Identify and pull out each line of the entries in which "JSON" occurs.

-- Begin Provided data --

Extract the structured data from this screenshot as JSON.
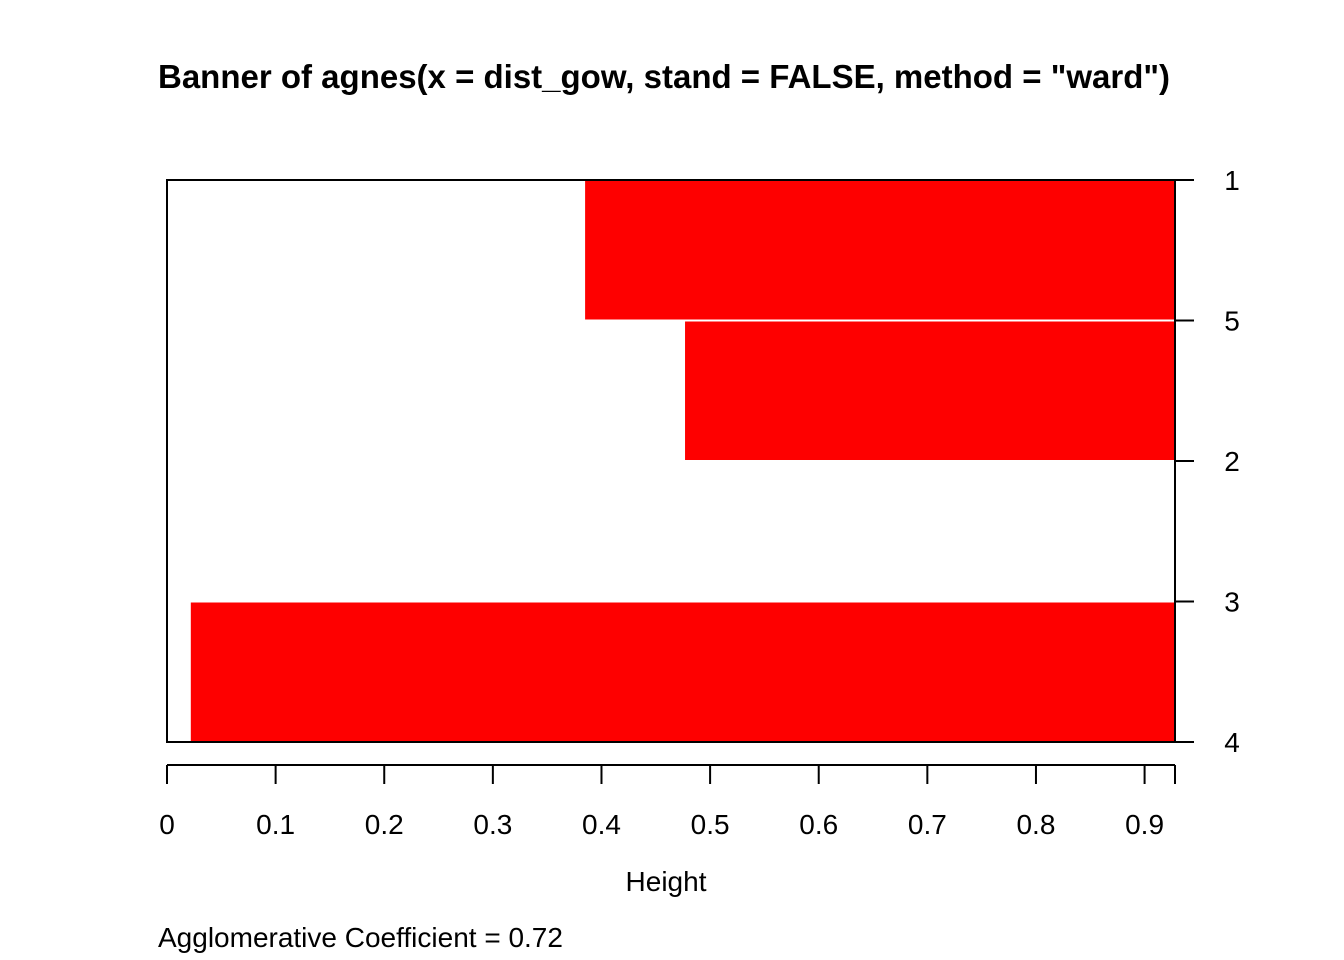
{
  "chart_data": {
    "type": "bar",
    "orientation": "horizontal",
    "title": "Banner of  agnes(x = dist_gow, stand = FALSE, method = \"ward\")",
    "xlabel": "Height",
    "ylabel": "",
    "xlim": [
      0,
      0.928
    ],
    "x_ticks": [
      0,
      0.1,
      0.2,
      0.3,
      0.4,
      0.5,
      0.6,
      0.7,
      0.8,
      0.9
    ],
    "x_tick_labels": [
      "0",
      "0.1",
      "0.2",
      "0.3",
      "0.4",
      "0.5",
      "0.6",
      "0.7",
      "0.8",
      "0.9"
    ],
    "order": [
      "1",
      "5",
      "2",
      "3",
      "4"
    ],
    "merge_heights": [
      0.384,
      0.476,
      null,
      0.021
    ],
    "bar_color": "#fe0000",
    "footer": "Agglomerative Coefficient =  0.72"
  }
}
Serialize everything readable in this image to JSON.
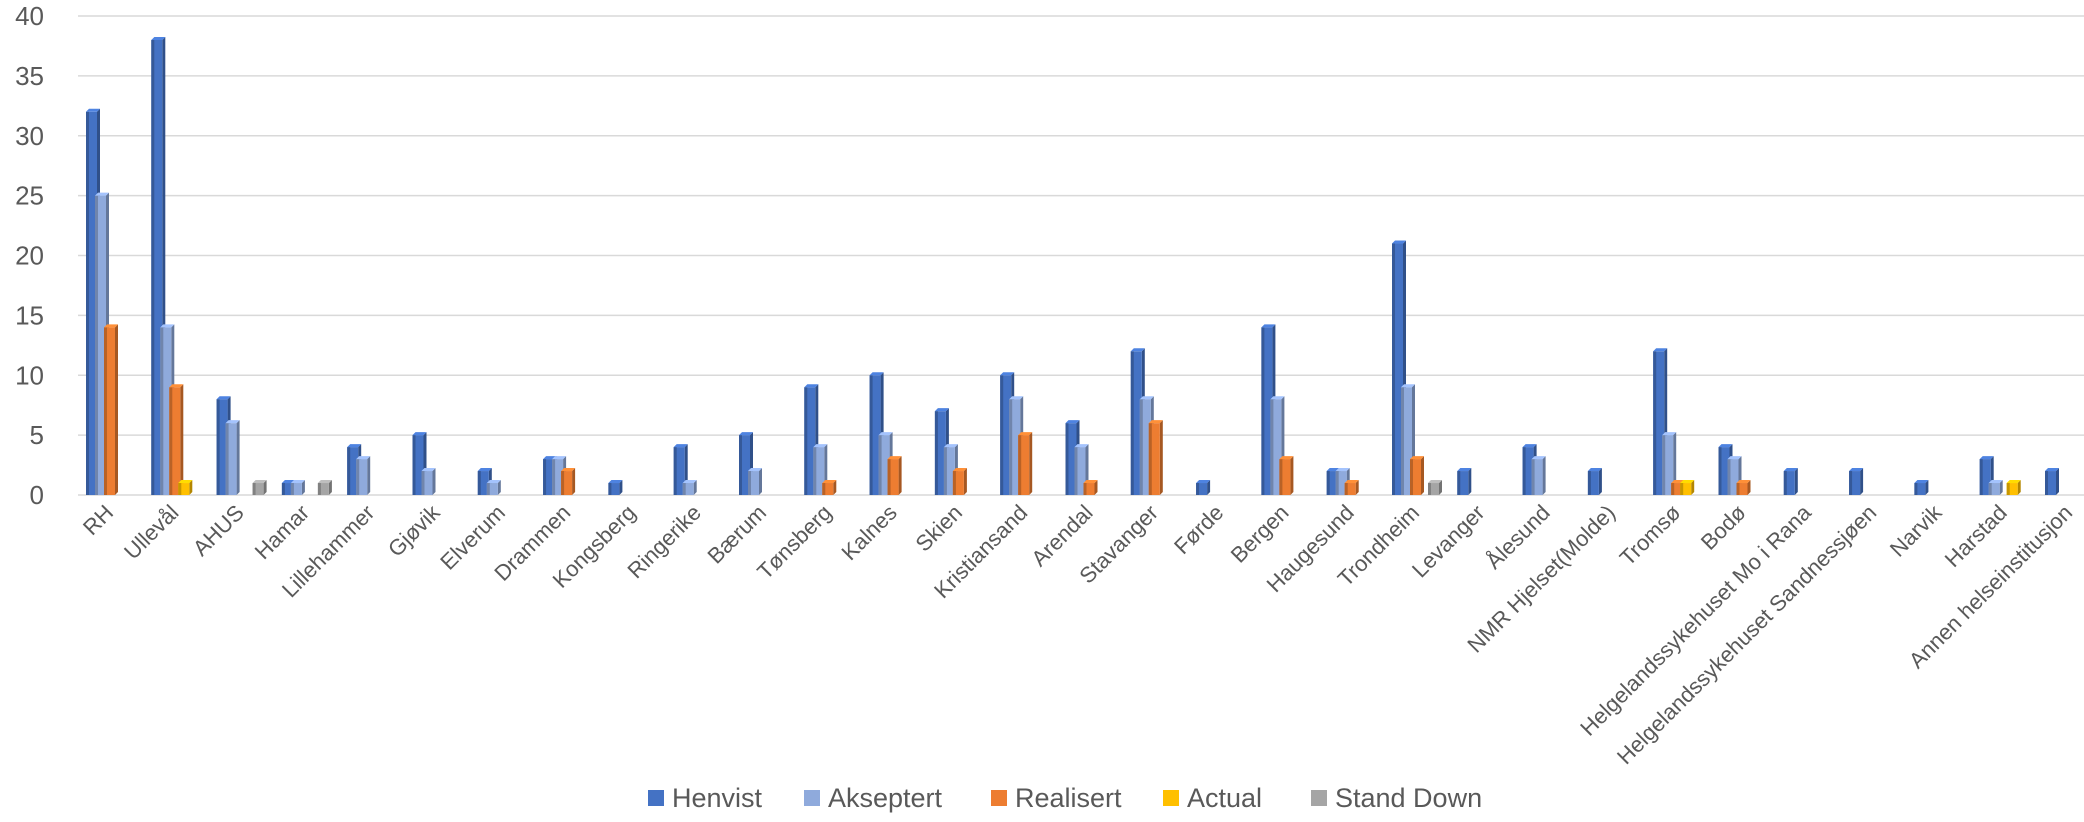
{
  "chart_data": {
    "type": "bar",
    "style": "3d-clustered-column",
    "title": "",
    "xlabel": "",
    "ylabel": "",
    "ylim": [
      0,
      40
    ],
    "yticks": [
      0,
      5,
      10,
      15,
      20,
      25,
      30,
      35,
      40
    ],
    "grid": true,
    "legend_position": "bottom",
    "categories": [
      "RH",
      "Ullevål",
      "AHUS",
      "Hamar",
      "Lillehammer",
      "Gjøvik",
      "Elverum",
      "Drammen",
      "Kongsberg",
      "Ringerike",
      "Bærum",
      "Tønsberg",
      "Kalnes",
      "Skien",
      "Kristiansand",
      "Arendal",
      "Stavanger",
      "Førde",
      "Bergen",
      "Haugesund",
      "Trondheim",
      "Levanger",
      "Ålesund",
      "NMR Hjelset(Molde)",
      "Tromsø",
      "Bodø",
      "Helgelandssykehuset Mo i Rana",
      "Helgelandssykehuset Sandnessjøen",
      "Narvik",
      "Harstad",
      "Annen helseinstitusjon"
    ],
    "series": [
      {
        "name": "Henvist",
        "color": "#4472C4",
        "values": [
          32,
          38,
          8,
          1,
          4,
          5,
          2,
          3,
          1,
          4,
          5,
          9,
          10,
          7,
          10,
          6,
          12,
          1,
          14,
          2,
          21,
          2,
          4,
          2,
          12,
          4,
          2,
          2,
          1,
          3,
          2
        ]
      },
      {
        "name": "Akseptert",
        "color": "#8FAADC",
        "values": [
          25,
          14,
          6,
          1,
          3,
          2,
          1,
          3,
          0,
          1,
          2,
          4,
          5,
          4,
          8,
          4,
          8,
          0,
          8,
          2,
          9,
          0,
          3,
          0,
          5,
          3,
          0,
          0,
          0,
          1,
          0
        ]
      },
      {
        "name": "Realisert",
        "color": "#ED7D31",
        "values": [
          14,
          9,
          0,
          0,
          0,
          0,
          0,
          2,
          0,
          0,
          0,
          1,
          3,
          2,
          5,
          1,
          6,
          0,
          3,
          1,
          3,
          0,
          0,
          0,
          1,
          1,
          0,
          0,
          0,
          0,
          0
        ]
      },
      {
        "name": "Actual",
        "color": "#FFC000",
        "values": [
          0,
          1,
          0,
          0,
          0,
          0,
          0,
          0,
          0,
          0,
          0,
          0,
          0,
          0,
          0,
          0,
          0,
          0,
          0,
          0,
          0,
          0,
          0,
          0,
          1,
          0,
          0,
          0,
          0,
          1,
          0
        ]
      },
      {
        "name": "Stand Down",
        "color": "#A5A5A5",
        "values": [
          0,
          0,
          1,
          1,
          0,
          0,
          0,
          0,
          0,
          0,
          0,
          0,
          0,
          0,
          0,
          0,
          0,
          0,
          0,
          0,
          1,
          0,
          0,
          0,
          0,
          0,
          0,
          0,
          0,
          0,
          0
        ]
      }
    ]
  }
}
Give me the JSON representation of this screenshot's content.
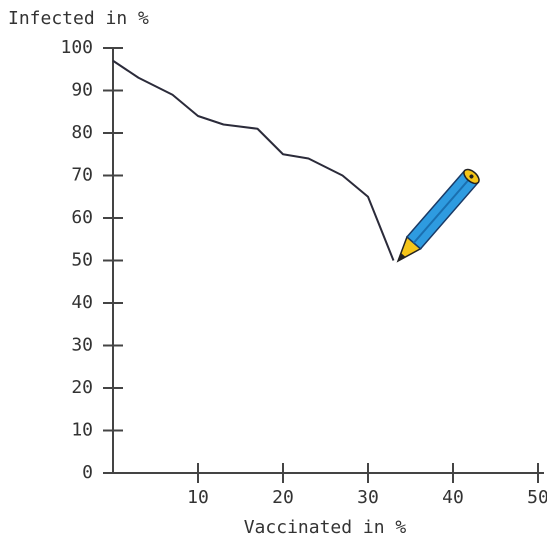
{
  "chart_data": {
    "type": "line",
    "y_label": "Infected in %",
    "x_label": "Vaccinated in %",
    "x": [
      0,
      3,
      7,
      10,
      13,
      17,
      20,
      23,
      27,
      30,
      33
    ],
    "series": [
      {
        "color": "#2b2b3a",
        "values": [
          97,
          93,
          89,
          84,
          82,
          81,
          75,
          74,
          70,
          65,
          50
        ]
      }
    ],
    "xlim": [
      0,
      50
    ],
    "xticks": [
      10,
      20,
      30,
      40,
      50
    ],
    "ylim": [
      0,
      100
    ],
    "yticks": [
      0,
      10,
      20,
      30,
      40,
      50,
      60,
      70,
      80,
      90,
      100
    ]
  }
}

-- End Provided data --

Task answer
Extract the structured data from this screenshot as JSON.
Serialize everything readable in this image to JSON.
Give me the JSON representation of this screenshot's content.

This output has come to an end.